> **Part of a data file**
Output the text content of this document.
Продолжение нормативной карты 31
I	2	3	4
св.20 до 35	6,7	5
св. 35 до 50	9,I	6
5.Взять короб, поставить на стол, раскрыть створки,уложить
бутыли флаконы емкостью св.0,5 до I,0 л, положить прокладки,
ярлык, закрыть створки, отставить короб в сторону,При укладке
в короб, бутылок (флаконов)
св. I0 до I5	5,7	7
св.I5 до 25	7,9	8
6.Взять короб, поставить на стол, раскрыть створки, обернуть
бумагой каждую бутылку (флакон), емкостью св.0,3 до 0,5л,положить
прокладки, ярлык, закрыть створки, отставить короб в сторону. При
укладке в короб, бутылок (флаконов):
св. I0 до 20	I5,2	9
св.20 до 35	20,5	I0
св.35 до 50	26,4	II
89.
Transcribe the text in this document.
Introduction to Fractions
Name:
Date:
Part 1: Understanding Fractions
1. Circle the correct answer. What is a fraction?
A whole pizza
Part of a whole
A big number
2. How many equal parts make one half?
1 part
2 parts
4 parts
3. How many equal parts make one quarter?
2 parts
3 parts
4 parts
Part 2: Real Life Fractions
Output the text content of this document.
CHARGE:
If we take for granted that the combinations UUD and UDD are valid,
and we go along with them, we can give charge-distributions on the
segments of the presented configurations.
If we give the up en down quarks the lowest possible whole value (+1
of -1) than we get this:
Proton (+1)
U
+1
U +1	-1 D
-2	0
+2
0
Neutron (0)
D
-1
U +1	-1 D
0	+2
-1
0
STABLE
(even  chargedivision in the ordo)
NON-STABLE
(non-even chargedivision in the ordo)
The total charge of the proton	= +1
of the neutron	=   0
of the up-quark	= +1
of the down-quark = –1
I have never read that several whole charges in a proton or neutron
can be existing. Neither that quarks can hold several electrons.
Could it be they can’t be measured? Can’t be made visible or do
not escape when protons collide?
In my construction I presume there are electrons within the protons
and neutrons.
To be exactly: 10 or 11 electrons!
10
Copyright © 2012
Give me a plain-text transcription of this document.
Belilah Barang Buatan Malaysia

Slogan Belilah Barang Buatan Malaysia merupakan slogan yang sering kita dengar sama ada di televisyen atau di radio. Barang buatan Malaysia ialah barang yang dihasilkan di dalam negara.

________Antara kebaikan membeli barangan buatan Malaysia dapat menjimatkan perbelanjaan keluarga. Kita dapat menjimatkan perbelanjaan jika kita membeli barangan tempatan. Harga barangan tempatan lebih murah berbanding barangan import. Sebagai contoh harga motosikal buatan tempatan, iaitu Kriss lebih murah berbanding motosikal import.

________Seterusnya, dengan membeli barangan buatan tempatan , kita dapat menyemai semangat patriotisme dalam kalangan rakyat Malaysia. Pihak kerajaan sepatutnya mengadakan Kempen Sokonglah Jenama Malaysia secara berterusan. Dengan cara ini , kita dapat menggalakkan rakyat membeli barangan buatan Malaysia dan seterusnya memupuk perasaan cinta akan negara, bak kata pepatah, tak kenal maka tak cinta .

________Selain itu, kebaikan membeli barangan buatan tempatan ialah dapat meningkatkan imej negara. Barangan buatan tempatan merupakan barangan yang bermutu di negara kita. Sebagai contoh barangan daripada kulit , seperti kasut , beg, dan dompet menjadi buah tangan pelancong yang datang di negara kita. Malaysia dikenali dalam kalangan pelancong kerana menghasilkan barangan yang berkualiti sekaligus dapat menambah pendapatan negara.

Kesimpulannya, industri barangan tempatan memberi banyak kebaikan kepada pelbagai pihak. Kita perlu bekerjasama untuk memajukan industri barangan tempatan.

> **SET TASK**
Copy out the material word for word and line for line.

> **CORRECT ANSWER**
Output the text content of this document.
Продолжение нормативной карты 31
I	2	3	4
св.20 до 35	6,7	5
св. 35 до 50	9,I	6
5.Взять короб, поставить на стол, раскрыть створки,уложить
бутыли флаконы емкостью св.0,5 до I,0 л, положить прокладки,
ярлык, закрыть створки, отставить короб в сторону,При укладке
в короб, бутылок (флаконов)
св. I0 до I5	5,7	7
св.I5 до 25	7,9	8
6.Взять короб, поставить на стол, раскрыть створки, обернуть
бумагой каждую бутылку (флакон), емкостью св.0,3 до 0,5л,положить
прокладки, ярлык, закрыть створки, отставить короб в сторону. При
укладке в короб, бутылок (флаконов):
св. I0 до 20	I5,2	9
св.20 до 35	20,5	I0
св.35 до 50	26,4	II
89.
Transcribe the text in this document.
Introduction to Fractions
Name:
Date:
Part 1: Understanding Fractions
1. Circle the correct answer. What is a fraction?
A whole pizza
Part of a whole
A big number
2. How many equal parts make one half?
1 part
2 parts
4 parts
3. How many equal parts make one quarter?
2 parts
3 parts
4 parts
Part 2: Real Life Fractions
Output the text content of this document.
CHARGE:
If we take for granted that the combinations UUD and UDD are valid,
and we go along with them, we can give charge-distributions on the
segments of the presented configurations.
If we give the up en down quarks the lowest possible whole value (+1
of -1) than we get this:
Proton (+1)
U
+1
U +1	-1 D
-2	0
+2
0
Neutron (0)
D
-1
U +1	-1 D
0	+2
-1
0
STABLE
(even  chargedivision in the ordo)
NON-STABLE
(non-even chargedivision in the ordo)
The total charge of the proton	= +1
of the neutron	=   0
of the up-quark	= +1
of the down-quark = –1
I have never read that several whole charges in a proton or neutron
can be existing. Neither that quarks can hold several electrons.
Could it be they can’t be measured? Can’t be made visible or do
not escape when protons collide?
In my construction I presume there are electrons within the protons
and neutrons.
To be exactly: 10 or 11 electrons!
10
Copyright © 2012
Give me a plain-text transcription of this document.
Belilah Barang Buatan Malaysia

Slogan Belilah Barang Buatan Malaysia merupakan slogan yang sering kita dengar sama ada di televisyen atau di radio. Barang buatan Malaysia ialah barang yang dihasilkan di dalam negara.

________Antara kebaikan membeli barangan buatan Malaysia dapat menjimatkan perbelanjaan keluarga. Kita dapat menjimatkan perbelanjaan jika kita membeli barangan tempatan. Harga barangan tempatan lebih murah berbanding barangan import. Sebagai contoh harga motosikal buatan tempatan, iaitu Kriss lebih murah berbanding motosikal import.

________Seterusnya, dengan membeli barangan buatan tempatan , kita dapat menyemai semangat patriotisme dalam kalangan rakyat Malaysia. Pihak kerajaan sepatutnya mengadakan Kempen Sokonglah Jenama Malaysia secara berterusan. Dengan cara ini , kita dapat menggalakkan rakyat membeli barangan buatan Malaysia dan seterusnya memupuk perasaan cinta akan negara, bak kata pepatah, tak kenal maka tak cinta .

________Selain itu, kebaikan membeli barangan buatan tempatan ialah dapat meningkatkan imej negara. Barangan buatan tempatan merupakan barangan yang bermutu di negara kita. Sebagai contoh barangan daripada kulit , seperti kasut , beg, dan dompet menjadi buah tangan pelancong yang datang di negara kita. Malaysia dikenali dalam kalangan pelancong kerana menghasilkan barangan yang berkualiti sekaligus dapat menambah pendapatan negara.

Kesimpulannya, industri barangan tempatan memberi banyak kebaikan kepada pelbagai pihak. Kita perlu bekerjasama untuk memajukan industri barangan tempatan.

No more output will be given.